**** Records provided
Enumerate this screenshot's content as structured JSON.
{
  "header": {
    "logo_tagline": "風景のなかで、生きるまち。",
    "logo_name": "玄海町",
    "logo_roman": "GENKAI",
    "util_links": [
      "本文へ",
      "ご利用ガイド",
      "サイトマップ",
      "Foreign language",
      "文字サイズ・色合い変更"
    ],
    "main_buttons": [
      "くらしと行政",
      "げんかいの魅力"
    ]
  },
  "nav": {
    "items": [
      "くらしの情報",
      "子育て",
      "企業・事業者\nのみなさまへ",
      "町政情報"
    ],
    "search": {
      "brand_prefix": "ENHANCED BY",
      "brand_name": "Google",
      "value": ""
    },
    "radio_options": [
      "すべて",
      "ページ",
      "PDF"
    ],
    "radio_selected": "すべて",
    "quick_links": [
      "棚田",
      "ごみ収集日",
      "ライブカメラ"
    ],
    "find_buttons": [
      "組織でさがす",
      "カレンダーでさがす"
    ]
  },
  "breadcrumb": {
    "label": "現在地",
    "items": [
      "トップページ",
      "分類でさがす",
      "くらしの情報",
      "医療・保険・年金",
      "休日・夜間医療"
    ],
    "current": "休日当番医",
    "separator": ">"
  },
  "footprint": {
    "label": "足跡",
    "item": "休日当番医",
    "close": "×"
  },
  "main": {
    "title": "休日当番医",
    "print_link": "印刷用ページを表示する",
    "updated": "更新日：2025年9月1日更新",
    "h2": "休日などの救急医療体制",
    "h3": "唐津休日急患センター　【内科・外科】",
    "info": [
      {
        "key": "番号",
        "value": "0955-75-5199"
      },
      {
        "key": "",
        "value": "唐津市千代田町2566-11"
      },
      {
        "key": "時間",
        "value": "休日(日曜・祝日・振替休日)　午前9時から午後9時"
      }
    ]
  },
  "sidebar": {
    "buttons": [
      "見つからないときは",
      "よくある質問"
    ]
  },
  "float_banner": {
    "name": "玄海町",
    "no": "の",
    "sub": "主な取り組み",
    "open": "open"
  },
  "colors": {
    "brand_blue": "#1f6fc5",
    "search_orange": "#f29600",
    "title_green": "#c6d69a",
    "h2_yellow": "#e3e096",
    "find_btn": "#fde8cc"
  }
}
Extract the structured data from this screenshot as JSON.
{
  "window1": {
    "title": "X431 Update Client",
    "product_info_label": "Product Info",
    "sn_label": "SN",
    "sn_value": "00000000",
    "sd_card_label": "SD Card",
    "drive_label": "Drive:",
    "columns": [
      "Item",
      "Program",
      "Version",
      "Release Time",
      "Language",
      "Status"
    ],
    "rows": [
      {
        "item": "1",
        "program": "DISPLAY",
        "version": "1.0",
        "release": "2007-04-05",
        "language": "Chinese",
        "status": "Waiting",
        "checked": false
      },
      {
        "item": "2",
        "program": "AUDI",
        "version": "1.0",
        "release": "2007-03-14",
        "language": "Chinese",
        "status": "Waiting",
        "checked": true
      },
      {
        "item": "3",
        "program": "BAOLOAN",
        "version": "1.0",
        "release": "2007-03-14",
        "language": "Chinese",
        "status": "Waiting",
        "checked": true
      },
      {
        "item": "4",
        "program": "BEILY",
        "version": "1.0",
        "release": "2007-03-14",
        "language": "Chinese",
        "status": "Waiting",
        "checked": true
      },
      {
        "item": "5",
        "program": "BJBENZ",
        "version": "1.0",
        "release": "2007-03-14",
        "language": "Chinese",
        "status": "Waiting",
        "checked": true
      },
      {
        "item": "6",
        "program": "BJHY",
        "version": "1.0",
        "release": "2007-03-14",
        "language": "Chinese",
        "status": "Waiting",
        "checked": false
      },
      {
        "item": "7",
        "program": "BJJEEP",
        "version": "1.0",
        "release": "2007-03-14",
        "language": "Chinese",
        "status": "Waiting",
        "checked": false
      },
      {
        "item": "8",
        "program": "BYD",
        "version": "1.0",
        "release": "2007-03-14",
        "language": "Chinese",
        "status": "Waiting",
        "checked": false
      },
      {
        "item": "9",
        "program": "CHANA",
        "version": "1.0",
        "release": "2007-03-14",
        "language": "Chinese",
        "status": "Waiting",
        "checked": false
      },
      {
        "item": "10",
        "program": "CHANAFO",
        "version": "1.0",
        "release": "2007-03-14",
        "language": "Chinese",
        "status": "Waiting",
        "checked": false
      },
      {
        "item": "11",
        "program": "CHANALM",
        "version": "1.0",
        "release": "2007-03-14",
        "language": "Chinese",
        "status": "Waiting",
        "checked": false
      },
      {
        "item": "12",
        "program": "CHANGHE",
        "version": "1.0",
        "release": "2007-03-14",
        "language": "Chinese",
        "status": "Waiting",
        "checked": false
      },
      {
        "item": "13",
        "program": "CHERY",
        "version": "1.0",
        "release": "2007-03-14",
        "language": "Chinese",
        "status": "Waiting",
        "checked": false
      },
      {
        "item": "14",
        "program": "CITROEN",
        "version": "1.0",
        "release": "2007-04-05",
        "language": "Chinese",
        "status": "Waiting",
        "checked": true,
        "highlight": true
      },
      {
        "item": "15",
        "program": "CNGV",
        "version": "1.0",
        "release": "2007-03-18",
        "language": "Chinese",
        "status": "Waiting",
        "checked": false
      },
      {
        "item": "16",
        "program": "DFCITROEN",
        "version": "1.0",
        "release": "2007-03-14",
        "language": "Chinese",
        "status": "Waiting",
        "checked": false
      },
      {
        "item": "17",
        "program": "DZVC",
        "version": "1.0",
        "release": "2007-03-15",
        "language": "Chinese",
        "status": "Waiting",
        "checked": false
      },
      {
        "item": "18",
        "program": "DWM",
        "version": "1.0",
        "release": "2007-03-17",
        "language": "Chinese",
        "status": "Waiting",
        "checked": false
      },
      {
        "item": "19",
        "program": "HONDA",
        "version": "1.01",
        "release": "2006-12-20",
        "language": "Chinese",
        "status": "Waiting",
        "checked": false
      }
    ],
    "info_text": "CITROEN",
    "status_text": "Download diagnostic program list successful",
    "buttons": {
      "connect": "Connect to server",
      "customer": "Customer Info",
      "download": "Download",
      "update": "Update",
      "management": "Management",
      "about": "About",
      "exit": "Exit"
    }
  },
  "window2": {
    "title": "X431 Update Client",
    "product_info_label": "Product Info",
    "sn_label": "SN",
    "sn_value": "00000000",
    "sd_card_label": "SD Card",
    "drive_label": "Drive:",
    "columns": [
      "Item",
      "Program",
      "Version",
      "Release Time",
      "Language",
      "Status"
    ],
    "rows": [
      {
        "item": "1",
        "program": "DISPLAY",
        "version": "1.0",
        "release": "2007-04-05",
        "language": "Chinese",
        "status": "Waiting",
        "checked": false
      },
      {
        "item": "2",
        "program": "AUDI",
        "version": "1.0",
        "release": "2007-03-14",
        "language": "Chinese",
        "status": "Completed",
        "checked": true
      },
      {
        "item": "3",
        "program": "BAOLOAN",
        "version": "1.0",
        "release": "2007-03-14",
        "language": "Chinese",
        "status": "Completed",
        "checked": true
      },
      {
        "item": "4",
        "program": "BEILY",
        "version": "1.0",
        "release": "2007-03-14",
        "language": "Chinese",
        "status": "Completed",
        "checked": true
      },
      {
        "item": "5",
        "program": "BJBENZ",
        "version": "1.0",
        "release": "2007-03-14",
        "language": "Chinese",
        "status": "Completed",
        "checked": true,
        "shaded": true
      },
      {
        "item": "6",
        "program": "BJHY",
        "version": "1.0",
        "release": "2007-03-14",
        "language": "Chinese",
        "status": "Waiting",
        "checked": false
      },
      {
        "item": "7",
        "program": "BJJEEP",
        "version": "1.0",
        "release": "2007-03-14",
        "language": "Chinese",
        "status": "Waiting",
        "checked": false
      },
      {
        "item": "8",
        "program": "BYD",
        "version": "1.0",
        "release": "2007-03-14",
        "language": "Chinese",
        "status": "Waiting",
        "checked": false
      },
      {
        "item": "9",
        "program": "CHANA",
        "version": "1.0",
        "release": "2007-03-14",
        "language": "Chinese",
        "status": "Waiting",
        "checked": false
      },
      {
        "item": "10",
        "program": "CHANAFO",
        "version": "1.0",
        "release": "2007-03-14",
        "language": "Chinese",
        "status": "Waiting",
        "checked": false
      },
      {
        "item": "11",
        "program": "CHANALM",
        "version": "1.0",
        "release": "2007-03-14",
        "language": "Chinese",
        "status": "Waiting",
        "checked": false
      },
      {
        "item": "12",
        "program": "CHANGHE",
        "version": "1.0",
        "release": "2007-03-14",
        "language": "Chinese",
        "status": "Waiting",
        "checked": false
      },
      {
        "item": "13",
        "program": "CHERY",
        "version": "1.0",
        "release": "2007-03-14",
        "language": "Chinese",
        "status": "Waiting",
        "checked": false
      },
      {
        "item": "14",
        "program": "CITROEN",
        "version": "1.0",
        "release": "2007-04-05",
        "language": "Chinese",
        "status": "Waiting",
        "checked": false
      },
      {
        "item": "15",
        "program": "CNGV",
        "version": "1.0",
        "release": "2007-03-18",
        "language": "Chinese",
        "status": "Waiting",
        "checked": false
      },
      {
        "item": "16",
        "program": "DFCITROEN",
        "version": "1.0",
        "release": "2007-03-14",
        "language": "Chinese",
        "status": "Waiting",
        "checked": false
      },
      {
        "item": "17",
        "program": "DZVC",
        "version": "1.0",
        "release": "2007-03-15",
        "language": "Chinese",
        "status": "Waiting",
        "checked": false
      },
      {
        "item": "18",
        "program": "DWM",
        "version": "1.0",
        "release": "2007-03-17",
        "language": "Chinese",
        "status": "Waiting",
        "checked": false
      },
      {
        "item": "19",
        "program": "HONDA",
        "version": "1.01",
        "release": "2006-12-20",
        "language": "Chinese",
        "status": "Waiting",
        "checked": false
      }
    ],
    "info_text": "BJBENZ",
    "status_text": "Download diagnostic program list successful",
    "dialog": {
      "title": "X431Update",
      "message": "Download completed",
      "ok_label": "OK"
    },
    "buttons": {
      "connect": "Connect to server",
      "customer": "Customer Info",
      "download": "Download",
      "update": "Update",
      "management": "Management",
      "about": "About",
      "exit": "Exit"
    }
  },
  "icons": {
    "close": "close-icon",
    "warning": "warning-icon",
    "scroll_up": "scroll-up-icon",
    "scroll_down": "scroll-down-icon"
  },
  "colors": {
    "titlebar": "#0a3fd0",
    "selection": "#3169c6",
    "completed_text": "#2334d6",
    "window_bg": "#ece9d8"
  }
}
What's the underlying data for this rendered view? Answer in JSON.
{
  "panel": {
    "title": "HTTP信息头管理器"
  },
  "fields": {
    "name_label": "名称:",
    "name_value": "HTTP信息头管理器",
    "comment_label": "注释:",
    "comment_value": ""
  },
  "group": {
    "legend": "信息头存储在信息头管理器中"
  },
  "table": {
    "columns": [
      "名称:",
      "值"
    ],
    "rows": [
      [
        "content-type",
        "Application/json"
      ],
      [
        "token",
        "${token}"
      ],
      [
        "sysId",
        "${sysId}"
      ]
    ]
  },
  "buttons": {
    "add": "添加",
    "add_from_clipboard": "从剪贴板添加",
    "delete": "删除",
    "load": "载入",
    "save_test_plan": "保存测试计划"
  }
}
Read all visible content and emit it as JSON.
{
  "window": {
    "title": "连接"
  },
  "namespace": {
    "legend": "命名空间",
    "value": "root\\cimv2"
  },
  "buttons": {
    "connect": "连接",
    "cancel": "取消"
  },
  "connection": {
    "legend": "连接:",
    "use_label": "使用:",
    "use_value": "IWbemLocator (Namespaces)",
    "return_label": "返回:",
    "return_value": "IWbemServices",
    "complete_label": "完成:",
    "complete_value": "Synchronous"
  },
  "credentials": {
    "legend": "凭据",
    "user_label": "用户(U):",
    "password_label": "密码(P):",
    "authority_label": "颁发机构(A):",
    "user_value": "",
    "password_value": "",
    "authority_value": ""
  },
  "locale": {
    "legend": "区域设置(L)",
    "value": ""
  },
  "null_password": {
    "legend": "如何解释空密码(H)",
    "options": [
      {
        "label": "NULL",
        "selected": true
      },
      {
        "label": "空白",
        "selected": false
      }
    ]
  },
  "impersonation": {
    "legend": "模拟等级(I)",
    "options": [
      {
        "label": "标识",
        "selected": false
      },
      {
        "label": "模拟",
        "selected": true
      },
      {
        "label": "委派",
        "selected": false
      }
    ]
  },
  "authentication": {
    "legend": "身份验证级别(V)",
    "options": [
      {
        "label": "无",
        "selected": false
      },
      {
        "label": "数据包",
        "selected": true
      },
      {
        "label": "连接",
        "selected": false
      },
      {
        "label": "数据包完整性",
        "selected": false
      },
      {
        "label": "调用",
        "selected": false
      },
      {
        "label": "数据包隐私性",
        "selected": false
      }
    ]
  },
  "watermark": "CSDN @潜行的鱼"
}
********
# Stated problem
In the entries above, how many lines hold the word "data"? State the number and nothing else.

# Reply to the task
2